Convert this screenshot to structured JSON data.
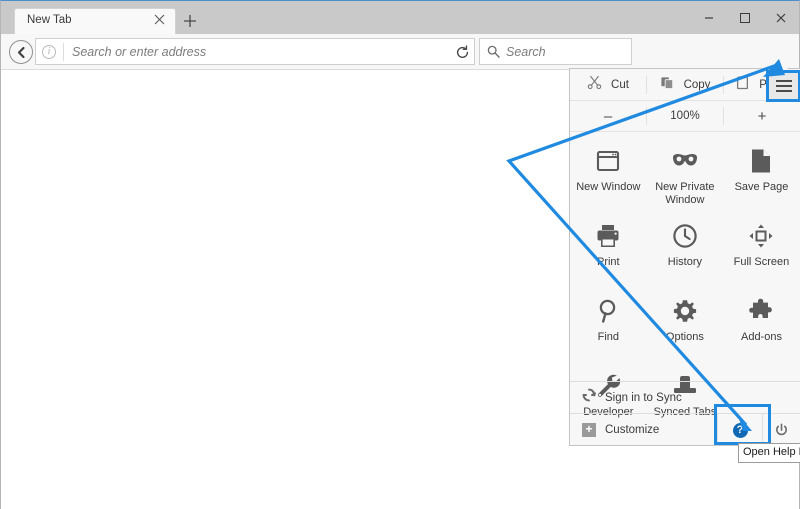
{
  "window": {
    "titlebar": {
      "tab_label": "New Tab",
      "close_icon": "close-icon",
      "newtab_icon": "plus-icon",
      "minimize_label": "–",
      "maximize_label": "",
      "close_label": "✕"
    },
    "navbar": {
      "back_icon": "back-arrow-icon",
      "identity_icon": "info-icon",
      "identity_glyph": "i",
      "address_placeholder": "Search or enter address",
      "address_value": "",
      "reload_icon": "reload-icon",
      "search_icon": "search-icon",
      "search_placeholder": "Search",
      "search_value": "",
      "icons": [
        {
          "name": "bookmark-star-icon",
          "glyph": "☆"
        },
        {
          "name": "library-icon",
          "glyph": ""
        },
        {
          "name": "downloads-icon",
          "glyph": ""
        },
        {
          "name": "home-icon",
          "glyph": ""
        },
        {
          "name": "pocket-icon",
          "glyph": ""
        }
      ],
      "hamburger_icon": "hamburger-menu-icon"
    }
  },
  "menu": {
    "edit_row": [
      {
        "label": "Cut",
        "icon": "scissors-icon"
      },
      {
        "label": "Copy",
        "icon": "copy-icon"
      },
      {
        "label": "Paste",
        "icon": "paste-icon"
      }
    ],
    "zoom": {
      "minus_label": "–",
      "level": "100%",
      "plus_label": "+"
    },
    "grid": [
      {
        "label": "New Window",
        "icon": "new-window-icon"
      },
      {
        "label": "New Private Window",
        "icon": "private-browsing-mask-icon"
      },
      {
        "label": "Save Page",
        "icon": "save-page-icon"
      },
      {
        "label": "Print",
        "icon": "printer-icon"
      },
      {
        "label": "History",
        "icon": "clock-history-icon"
      },
      {
        "label": "Full Screen",
        "icon": "full-screen-icon"
      },
      {
        "label": "Find",
        "icon": "magnifier-find-icon"
      },
      {
        "label": "Options",
        "icon": "gear-options-icon"
      },
      {
        "label": "Add-ons",
        "icon": "puzzle-addons-icon"
      },
      {
        "label": "Developer",
        "icon": "wrench-developer-icon"
      },
      {
        "label": "Synced Tabs",
        "icon": "synced-tabs-icon"
      }
    ],
    "footer": {
      "sync_label": "Sign in to Sync",
      "sync_icon": "sync-icon",
      "customize_label": "Customize",
      "customize_icon": "plus-square-icon",
      "help_icon": "help-question-icon",
      "help_glyph": "?",
      "quit_icon": "power-quit-icon"
    }
  },
  "tooltip": {
    "text": "Open Help Me"
  },
  "annotation": {
    "accent_color": "#1f8ae0",
    "highlight_targets": [
      "hamburger-menu-icon",
      "help-question-icon"
    ]
  }
}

▶ **Given problem**: Reproduce each entry verbatim, excluding any embedded images.

▶ **Result of the task**:
Convert this screenshot to structured JSON data.
{
  "window": {
    "titlebar": {
      "tab_label": "New Tab",
      "close_icon": "close-icon",
      "newtab_icon": "plus-icon",
      "minimize_label": "–",
      "maximize_label": "",
      "close_label": "✕"
    },
    "navbar": {
      "back_icon": "back-arrow-icon",
      "identity_icon": "info-icon",
      "identity_glyph": "i",
      "address_placeholder": "Search or enter address",
      "address_value": "",
      "reload_icon": "reload-icon",
      "search_icon": "search-icon",
      "search_placeholder": "Search",
      "search_value": "",
      "icons": [
        {
          "name": "bookmark-star-icon",
          "glyph": "☆"
        },
        {
          "name": "library-icon",
          "glyph": ""
        },
        {
          "name": "downloads-icon",
          "glyph": ""
        },
        {
          "name": "home-icon",
          "glyph": ""
        },
        {
          "name": "pocket-icon",
          "glyph": ""
        }
      ],
      "hamburger_icon": "hamburger-menu-icon"
    }
  },
  "menu": {
    "edit_row": [
      {
        "label": "Cut",
        "icon": "scissors-icon"
      },
      {
        "label": "Copy",
        "icon": "copy-icon"
      },
      {
        "label": "Paste",
        "icon": "paste-icon"
      }
    ],
    "zoom": {
      "minus_label": "–",
      "level": "100%",
      "plus_label": "+"
    },
    "grid": [
      {
        "label": "New Window",
        "icon": "new-window-icon"
      },
      {
        "label": "New Private Window",
        "icon": "private-browsing-mask-icon"
      },
      {
        "label": "Save Page",
        "icon": "save-page-icon"
      },
      {
        "label": "Print",
        "icon": "printer-icon"
      },
      {
        "label": "History",
        "icon": "clock-history-icon"
      },
      {
        "label": "Full Screen",
        "icon": "full-screen-icon"
      },
      {
        "label": "Find",
        "icon": "magnifier-find-icon"
      },
      {
        "label": "Options",
        "icon": "gear-options-icon"
      },
      {
        "label": "Add-ons",
        "icon": "puzzle-addons-icon"
      },
      {
        "label": "Developer",
        "icon": "wrench-developer-icon"
      },
      {
        "label": "Synced Tabs",
        "icon": "synced-tabs-icon"
      }
    ],
    "footer": {
      "sync_label": "Sign in to Sync",
      "sync_icon": "sync-icon",
      "customize_label": "Customize",
      "customize_icon": "plus-square-icon",
      "help_icon": "help-question-icon",
      "help_glyph": "?",
      "quit_icon": "power-quit-icon"
    }
  },
  "tooltip": {
    "text": "Open Help Me"
  },
  "annotation": {
    "accent_color": "#1f8ae0",
    "highlight_targets": [
      "hamburger-menu-icon",
      "help-question-icon"
    ]
  }
}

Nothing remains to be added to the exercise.